**Task statement**
Each entry below must be repeated exactly, with pictures left out.
[start Data records]
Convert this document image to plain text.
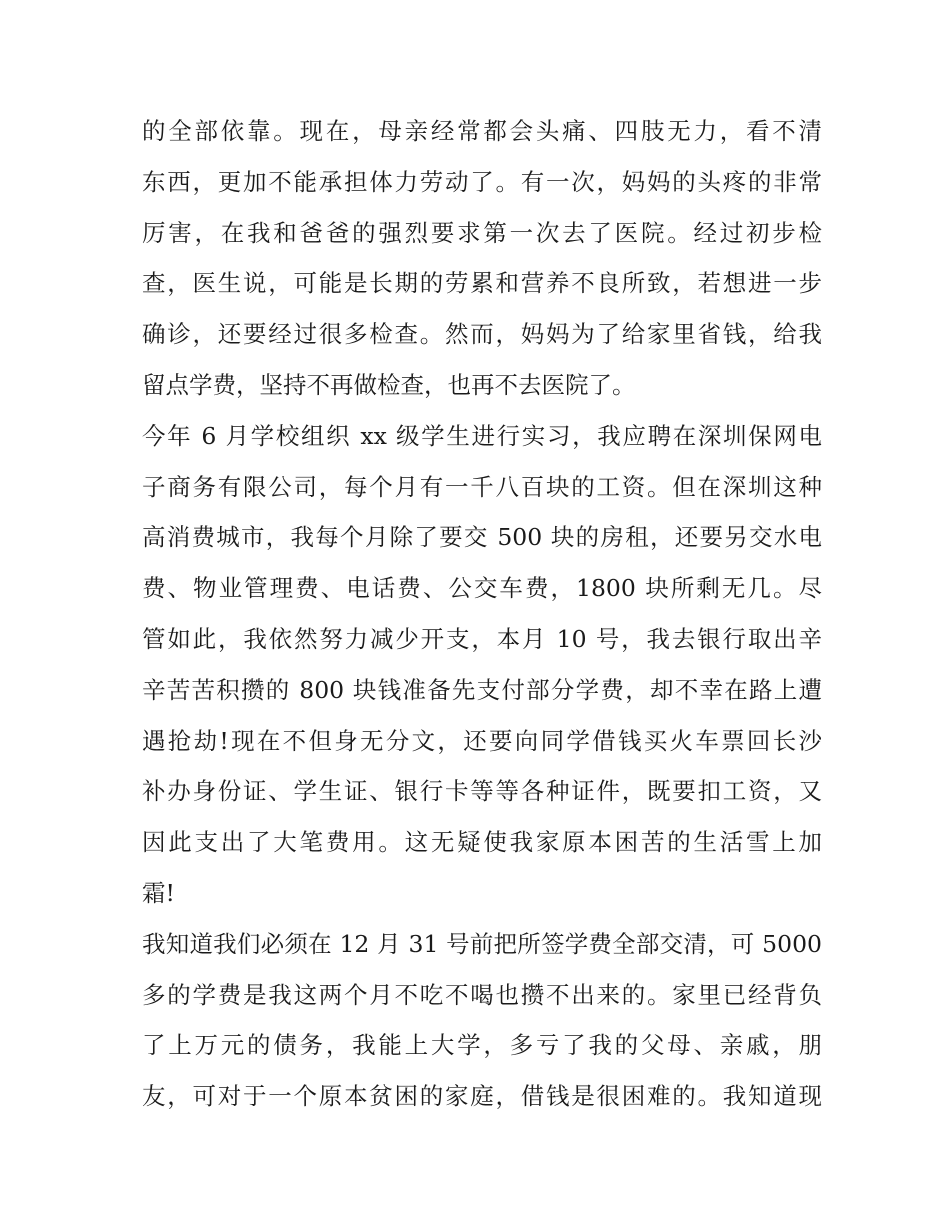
的全部依靠。现在，母亲经常都会头痛、四肢无力，看不清
东西，更加不能承担体力劳动了。有一次，妈妈的头疼的非常
厉害，在我和爸爸的强烈要求第一次去了医院。经过初步检
查，医生说，可能是长期的劳累和营养不良所致，若想进一步
确诊，还要经过很多检查。然而，妈妈为了给家里省钱，给我
留点学费，坚持不再做检查，也再不去医院了。
今年 6 月学校组织 xx 级学生进行实习，我应聘在深圳保网电
子商务有限公司，每个月有一千八百块的工资。但在深圳这种
高消费城市，我每个月除了要交 500 块的房租，还要另交水电
费、物业管理费、电话费、公交车费，1800 块所剩无几。尽
管如此，我依然努力减少开支，本月 10 号，我去银行取出辛
辛苦苦积攒的 800 块钱准备先支付部分学费，却不幸在路上遭
遇抢劫!现在不但身无分文，还要向同学借钱买火车票回长沙
补办身份证、学生证、银行卡等等各种证件，既要扣工资，又
因此支出了大笔费用。这无疑使我家原本困苦的生活雪上加
霜!
我知道我们必须在 12 月 31 号前把所签学费全部交清，可 5000
多的学费是我这两个月不吃不喝也攒不出来的。家里已经背负
了上万元的债务，我能上大学，多亏了我的父母、亲戚，朋
友，可对于一个原本贫困的家庭，借钱是很困难的。我知道现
[end Data records]
**Task output**
Convert this document image to plain text.
的全部依靠。现在，母亲经常都会头痛、四肢无力，看不清
东西，更加不能承担体力劳动了。有一次，妈妈的头疼的非常
厉害，在我和爸爸的强烈要求第一次去了医院。经过初步检
查，医生说，可能是长期的劳累和营养不良所致，若想进一步
确诊，还要经过很多检查。然而，妈妈为了给家里省钱，给我
留点学费，坚持不再做检查，也再不去医院了。
今年 6 月学校组织 xx 级学生进行实习，我应聘在深圳保网电
子商务有限公司，每个月有一千八百块的工资。但在深圳这种
高消费城市，我每个月除了要交 500 块的房租，还要另交水电
费、物业管理费、电话费、公交车费，1800 块所剩无几。尽
管如此，我依然努力减少开支，本月 10 号，我去银行取出辛
辛苦苦积攒的 800 块钱准备先支付部分学费，却不幸在路上遭
遇抢劫!现在不但身无分文，还要向同学借钱买火车票回长沙
补办身份证、学生证、银行卡等等各种证件，既要扣工资，又
因此支出了大笔费用。这无疑使我家原本困苦的生活雪上加
霜!
我知道我们必须在 12 月 31 号前把所签学费全部交清，可 5000
多的学费是我这两个月不吃不喝也攒不出来的。家里已经背负
了上万元的债务，我能上大学，多亏了我的父母、亲戚，朋
友，可对于一个原本贫困的家庭，借钱是很困难的。我知道现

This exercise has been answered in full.